Task to complete: Whatever pictures appear, omit them, and repeat the data below exactly.

(Excerpts from a transcription dataset)
....
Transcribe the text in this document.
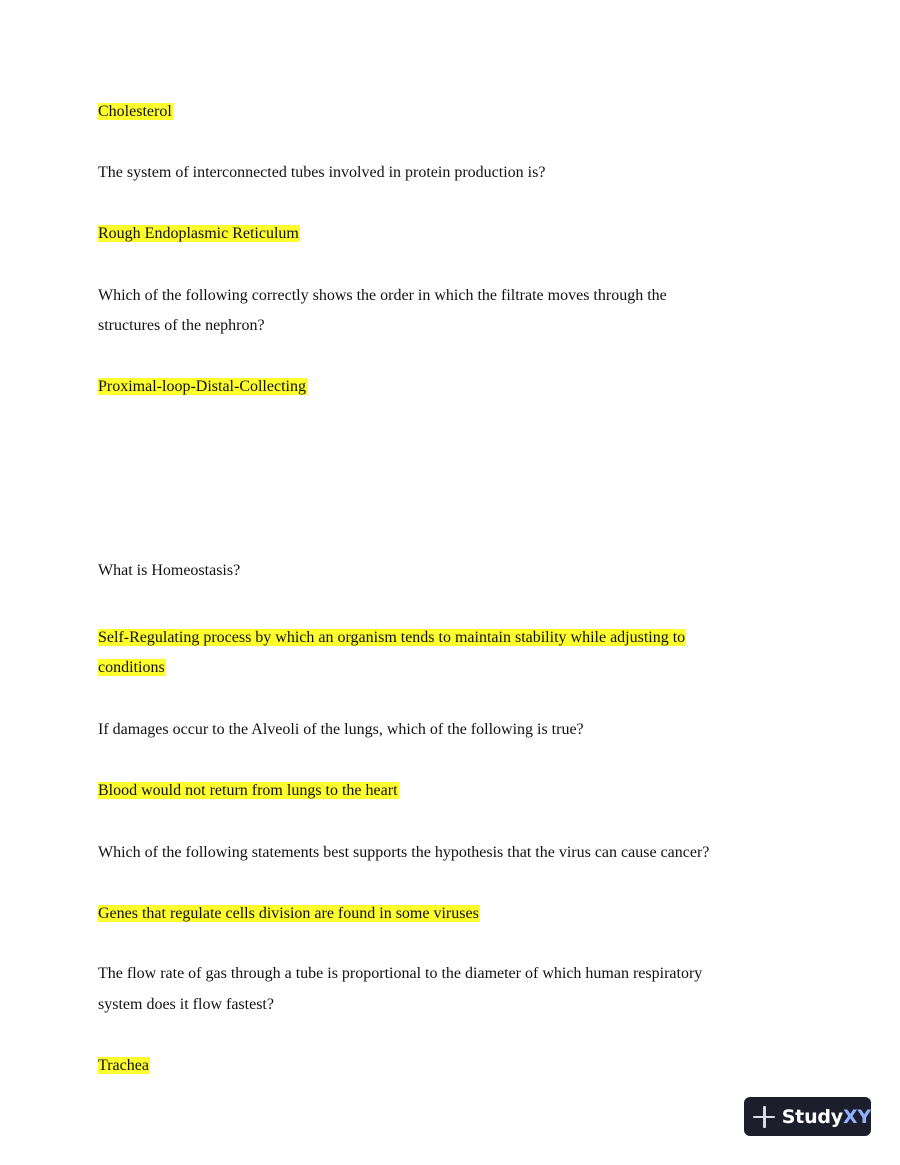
Cholesterol
The system of interconnected tubes involved in protein production is?
Rough Endoplasmic Reticulum
Which of the following correctly shows the order in which the filtrate moves through the
structures of the nephron?
Proximal-loop-Distal-Collecting
What is Homeostasis?
Self-Regulating process by which an organism tends to maintain stability while adjusting to
conditions
If damages occur to the Alveoli of the lungs, which of the following is true?
Blood would not return from lungs to the heart
Which of the following statements best supports the hypothesis that the virus can cause cancer?
Genes that regulate cells division are found in some viruses
The flow rate of gas through a tube is proportional to the diameter of which human respiratory
system does it flow fastest?
Trachea
StudyXY
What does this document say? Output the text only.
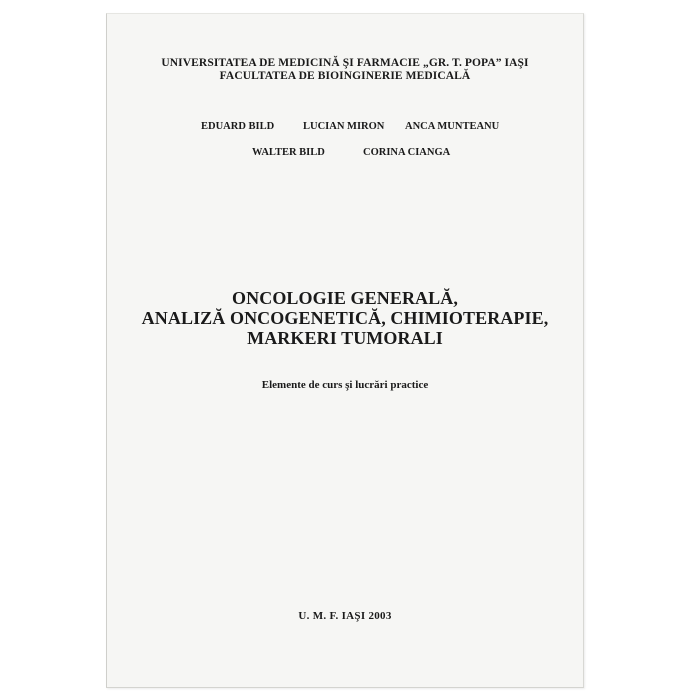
UNIVERSITATEA DE MEDICINĂ ŞI FARMACIE „GR. T. POPA” IAŞI
FACULTATEA DE BIOINGINERIE MEDICALĂ
EDUARD BILD	LUCIAN MIRON ANCA MUNTEANU
WALTER BILD	CORINA CIANGA
ONCOLOGIE GENERALĂ,
ANALIZĂ ONCOGENETICĂ, CHIMIOTERAPIE,
MARKERI TUMORALI
Elemente de curs şi lucrări practice
U. M. F. IAŞI 2003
....
Result for this exercise:
Transcribe the text in this document.
Cholesterol
The system of interconnected tubes involved in protein production is?
Rough Endoplasmic Reticulum
Which of the following correctly shows the order in which the filtrate moves through the
structures of the nephron?
Proximal-loop-Distal-Collecting
What is Homeostasis?
Self-Regulating process by which an organism tends to maintain stability while adjusting to
conditions
If damages occur to the Alveoli of the lungs, which of the following is true?
Blood would not return from lungs to the heart
Which of the following statements best supports the hypothesis that the virus can cause cancer?
Genes that regulate cells division are found in some viruses
The flow rate of gas through a tube is proportional to the diameter of which human respiratory
system does it flow fastest?
Trachea
StudyXY
What does this document say? Output the text only.
UNIVERSITATEA DE MEDICINĂ ŞI FARMACIE „GR. T. POPA” IAŞI
FACULTATEA DE BIOINGINERIE MEDICALĂ
EDUARD BILD	LUCIAN MIRON ANCA MUNTEANU
WALTER BILD	CORINA CIANGA
ONCOLOGIE GENERALĂ,
ANALIZĂ ONCOGENETICĂ, CHIMIOTERAPIE,
MARKERI TUMORALI
Elemente de curs şi lucrări practice
U. M. F. IAŞI 2003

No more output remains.